Work item: Find the lines below that contain the string "Bleu". Copy each one.

**** Supplied data ****

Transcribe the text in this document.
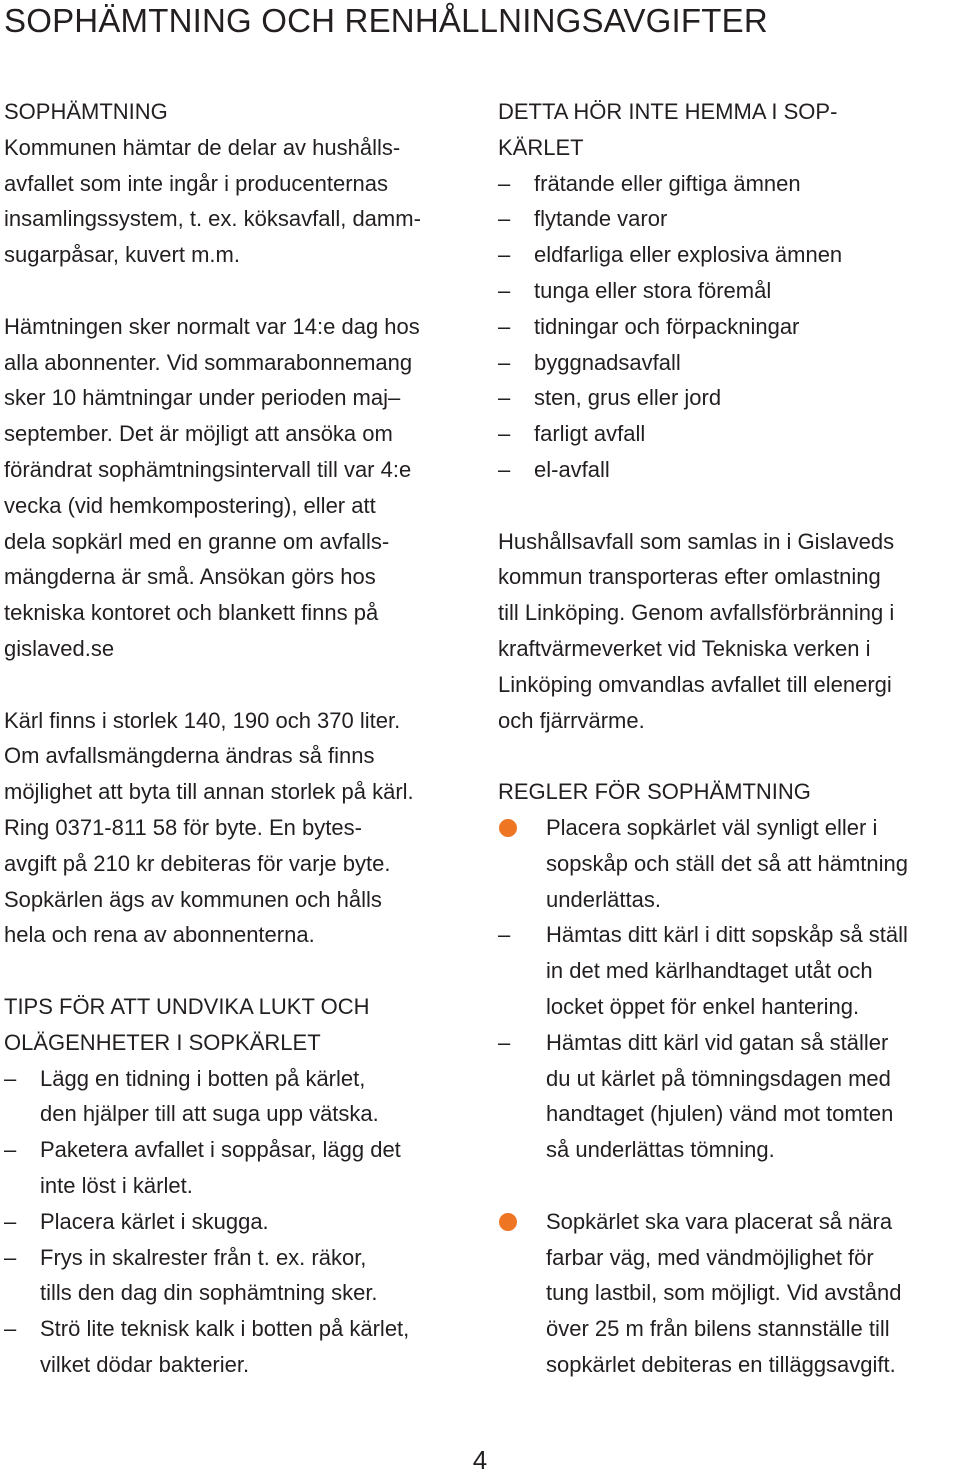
SOPHÄMTNING OCH RENHÅLLNINGSAVGIFTER
SOPHÄMTNING
Kommunen hämtar de delar av hushålls-
avfallet som inte ingår i producenternas
insamlingssystem, t. ex. köksavfall, damm-
sugarpåsar, kuvert m.m.
Hämtningen sker normalt var 14:e dag hos
alla abonnenter. Vid sommarabonnemang
sker 10 hämtningar under perioden maj–
september. Det är möjligt att ansöka om
förändrat sophämtningsintervall till var 4:e
vecka (vid hemkompostering), eller att
dela sopkärl med en granne om avfalls-
mängderna är små. Ansökan görs hos
tekniska kontoret och blankett finns på
gislaved.se
Kärl finns i storlek 140, 190 och 370 liter.
Om avfallsmängderna ändras så finns
möjlighet att byta till annan storlek på kärl.
Ring 0371-811 58 för byte. En bytes-
avgift på 210 kr debiteras för varje byte.
Sopkärlen ägs av kommunen och hålls
hela och rena av abonnenterna.
TIPS FÖR ATT UNDVIKA LUKT OCH
OLÄGENHETER I SOPKÄRLET
– Lägg en tidning i botten på kärlet,
den hjälper till att suga upp vätska.
– Paketera avfallet i soppåsar, lägg det
inte löst i kärlet.
– Placera kärlet i skugga.
– Frys in skalrester från t. ex. räkor,
tills den dag din sophämtning sker.
– Strö lite teknisk kalk i botten på kärlet,
vilket dödar bakterier.
DETTA HÖR INTE HEMMA I SOP-
KÄRLET
– frätande eller giftiga ämnen
– flytande varor
– eldfarliga eller explosiva ämnen
– tunga eller stora föremål
– tidningar och förpackningar
– byggnadsavfall
– sten, grus eller jord
– farligt avfall
– el-avfall
Hushållsavfall som samlas in i Gislaveds
kommun transporteras efter omlastning
till Linköping. Genom avfallsförbränning i
kraftvärmeverket vid Tekniska verken i
Linköping omvandlas avfallet till elenergi
och fjärrvärme.
REGLER FÖR SOPHÄMTNING
Placera sopkärlet väl synligt eller i
sopskåp och ställ det så att hämtning
underlättas.
– Hämtas ditt kärl i ditt sopskåp så ställ
in det med kärlhandtaget utåt och
locket öppet för enkel hantering.
– Hämtas ditt kärl vid gatan så ställer
du ut kärlet på tömningsdagen med
handtaget (hjulen) vänd mot tomten
så underlättas tömning.
Sopkärlet ska vara placerat så nära
farbar väg, med vändmöjlighet för
tung lastbil, som möjligt. Vid avstånd
över 25 m från bilens stannställe till
sopkärlet debiteras en tilläggsavgift.
4
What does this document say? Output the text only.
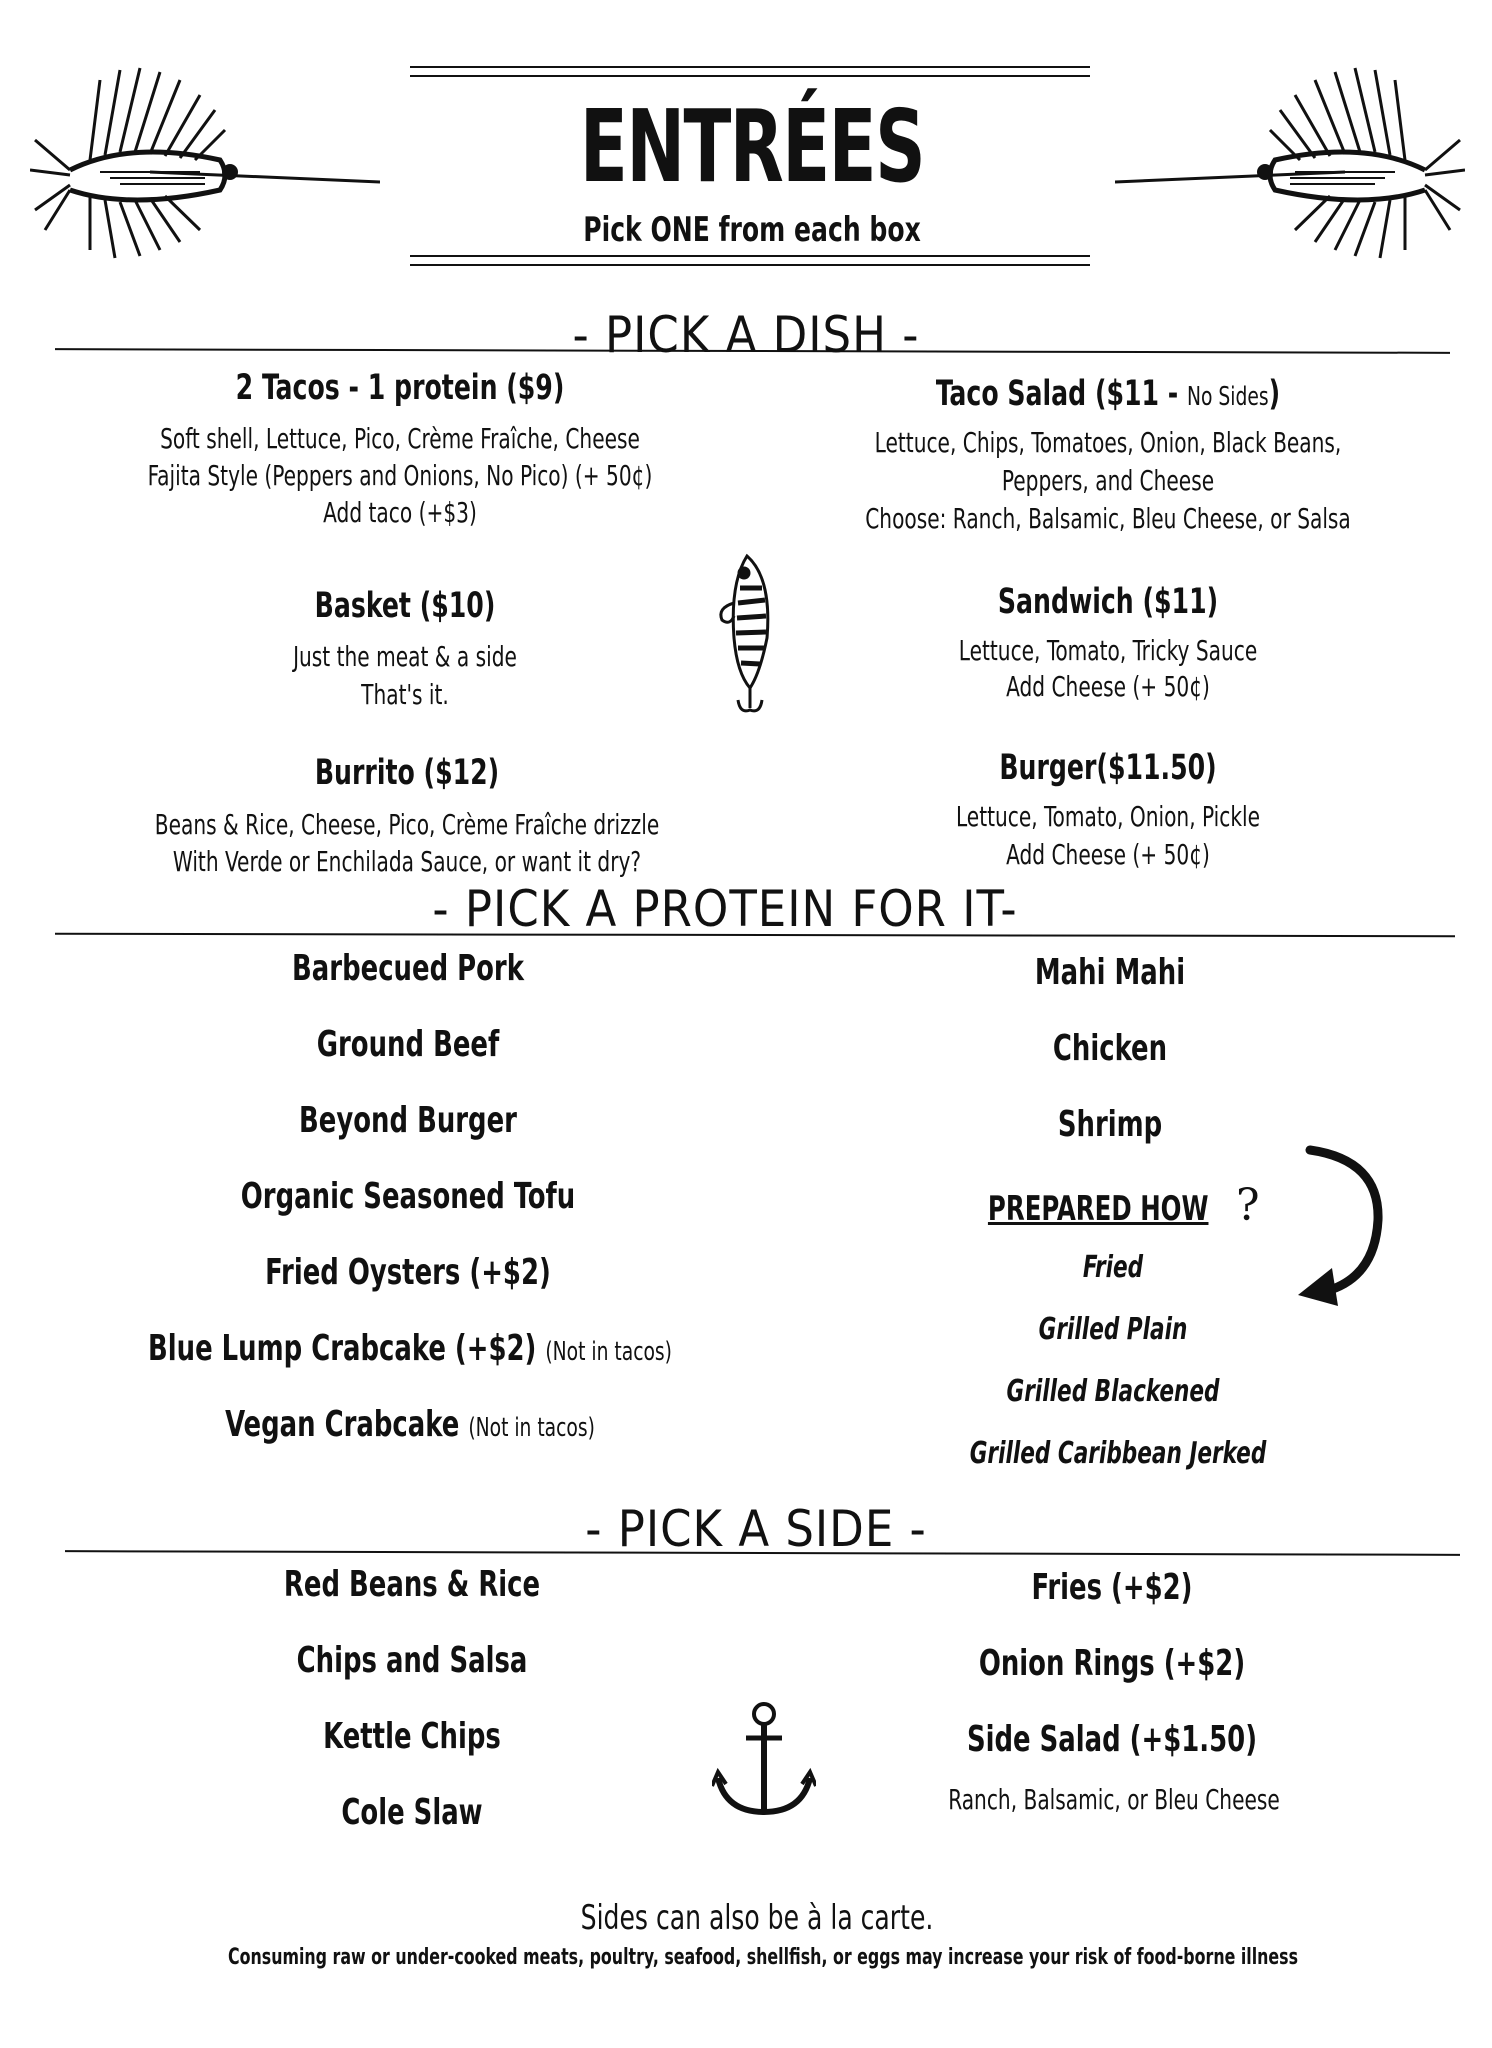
ENTRÉES
Pick ONE from each box
- PICK A DISH -
2 Tacos - 1 protein ($9)
Soft shell, Lettuce, Pico, Crème Fraîche, Cheese
Fajita Style (Peppers and Onions, No Pico) (+ 50¢)
Add taco (+$3)
Taco Salad ($11 - No Sides)
Lettuce, Chips, Tomatoes, Onion, Black Beans,
Peppers, and Cheese
Choose: Ranch, Balsamic, Bleu Cheese, or Salsa
Basket ($10)
Just the meat & a side
That's it.
Sandwich ($11)
Lettuce, Tomato, Tricky Sauce
Add Cheese (+ 50¢)
Burrito ($12)
Beans & Rice, Cheese, Pico, Crème Fraîche drizzle
With Verde or Enchilada Sauce, or want it dry?
Burger($11.50)
Lettuce, Tomato, Onion, Pickle
Add Cheese (+ 50¢)
- PICK A PROTEIN FOR IT-
Barbecued Pork
Ground Beef
Beyond Burger
Organic Seasoned Tofu
Fried Oysters (+$2)
Blue Lump Crabcake (+$2) (Not in tacos)
Vegan Crabcake (Not in tacos)
Mahi Mahi
Chicken
Shrimp
PREPARED HOW ?
Fried
Grilled Plain
Grilled Blackened
Grilled Caribbean Jerked
- PICK A SIDE -
Red Beans & Rice
Chips and Salsa
Kettle Chips
Cole Slaw
Fries (+$2)
Onion Rings (+$2)
Side Salad (+$1.50)
Ranch, Balsamic, or Bleu Cheese
Sides can also be à la carte.
Consuming raw or under-cooked meats, poultry, seafood, shellfish, or eggs may increase your risk of food-borne illness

****

Answer box:
Choose: Ranch, Balsamic, Bleu Cheese, or Salsa
Ranch, Balsamic, or Bleu Cheese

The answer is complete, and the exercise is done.